Restate the data below word for word. Skip any images it contains.

## Material to process:
■ ■ ■ ■

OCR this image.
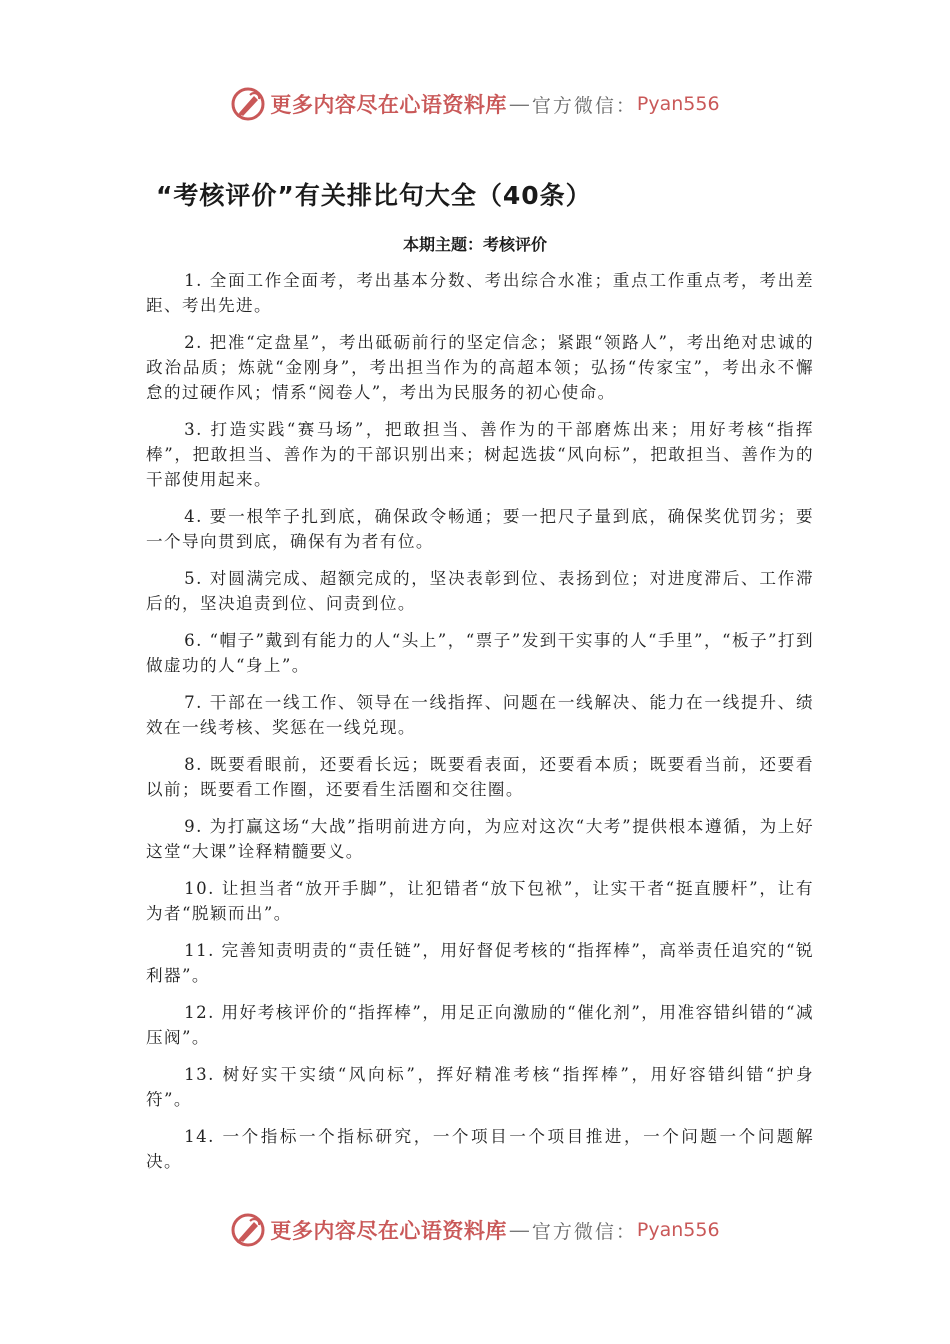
更多内容尽在心语资料库 — 官方微信： Pyan556
“考核评价”有关排比句大全（40条）
本期主题：考核评价

1. 全面工作全面考，考出基本分数、考出综合水准；重点工作重点考，考出差距、考出先进。

2. 把准“定盘星”，考出砥砺前行的坚定信念；紧跟“领路人”，考出绝对忠诚的政治品质；炼就“金刚身”，考出担当作为的高超本领；弘扬“传家宝”，考出永不懈怠的过硬作风；情系“阅卷人”，考出为民服务的初心使命。

3. 打造实践“赛马场”，把敢担当、善作为的干部磨炼出来；用好考核“指挥棒”，把敢担当、善作为的干部识别出来；树起选拔“风向标”，把敢担当、善作为的干部使用起来。

4. 要一根竿子扎到底，确保政令畅通；要一把尺子量到底，确保奖优罚劣；要一个导向贯到底，确保有为者有位。

5. 对圆满完成、超额完成的，坚决表彰到位、表扬到位；对进度滞后、工作滞后的，坚决追责到位、问责到位。

6. “帽子”戴到有能力的人“头上”，“票子”发到干实事的人“手里”，“板子”打到做虚功的人“身上”。

7. 干部在一线工作、领导在一线指挥、问题在一线解决、能力在一线提升、绩效在一线考核、奖惩在一线兑现。

8. 既要看眼前，还要看长远；既要看表面，还要看本质；既要看当前，还要看以前；既要看工作圈，还要看生活圈和交往圈。

9. 为打赢这场“大战”指明前进方向，为应对这次“大考”提供根本遵循，为上好这堂“大课”诠释精髓要义。

10. 让担当者“放开手脚”，让犯错者“放下包袱”，让实干者“挺直腰杆”，让有为者“脱颖而出”。

11. 完善知责明责的“责任链”，用好督促考核的“指挥棒”，高举责任追究的“锐利器”。

12. 用好考核评价的“指挥棒”，用足正向激励的“催化剂”，用准容错纠错的“减压阀”。

13. 树好实干实绩“风向标”，挥好精准考核“指挥棒”，用好容错纠错“护身符”。

14. 一个指标一个指标研究，一个项目一个项目推进，一个问题一个问题解决。

更多内容尽在心语资料库 — 官方微信： Pyan556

■ ■ ■ ■

## Result for this exercise:
OCR this image.
更多内容尽在心语资料库 — 官方微信： Pyan556
“考核评价”有关排比句大全（40条）
本期主题：考核评价

1. 全面工作全面考，考出基本分数、考出综合水准；重点工作重点考，考出差距、考出先进。

2. 把准“定盘星”，考出砥砺前行的坚定信念；紧跟“领路人”，考出绝对忠诚的政治品质；炼就“金刚身”，考出担当作为的高超本领；弘扬“传家宝”，考出永不懈怠的过硬作风；情系“阅卷人”，考出为民服务的初心使命。

3. 打造实践“赛马场”，把敢担当、善作为的干部磨炼出来；用好考核“指挥棒”，把敢担当、善作为的干部识别出来；树起选拔“风向标”，把敢担当、善作为的干部使用起来。

4. 要一根竿子扎到底，确保政令畅通；要一把尺子量到底，确保奖优罚劣；要一个导向贯到底，确保有为者有位。

5. 对圆满完成、超额完成的，坚决表彰到位、表扬到位；对进度滞后、工作滞后的，坚决追责到位、问责到位。

6. “帽子”戴到有能力的人“头上”，“票子”发到干实事的人“手里”，“板子”打到做虚功的人“身上”。

7. 干部在一线工作、领导在一线指挥、问题在一线解决、能力在一线提升、绩效在一线考核、奖惩在一线兑现。

8. 既要看眼前，还要看长远；既要看表面，还要看本质；既要看当前，还要看以前；既要看工作圈，还要看生活圈和交往圈。

9. 为打赢这场“大战”指明前进方向，为应对这次“大考”提供根本遵循，为上好这堂“大课”诠释精髓要义。

10. 让担当者“放开手脚”，让犯错者“放下包袱”，让实干者“挺直腰杆”，让有为者“脱颖而出”。

11. 完善知责明责的“责任链”，用好督促考核的“指挥棒”，高举责任追究的“锐利器”。

12. 用好考核评价的“指挥棒”，用足正向激励的“催化剂”，用准容错纠错的“减压阀”。

13. 树好实干实绩“风向标”，挥好精准考核“指挥棒”，用好容错纠错“护身符”。

14. 一个指标一个指标研究，一个项目一个项目推进，一个问题一个问题解决。

更多内容尽在心语资料库 — 官方微信： Pyan556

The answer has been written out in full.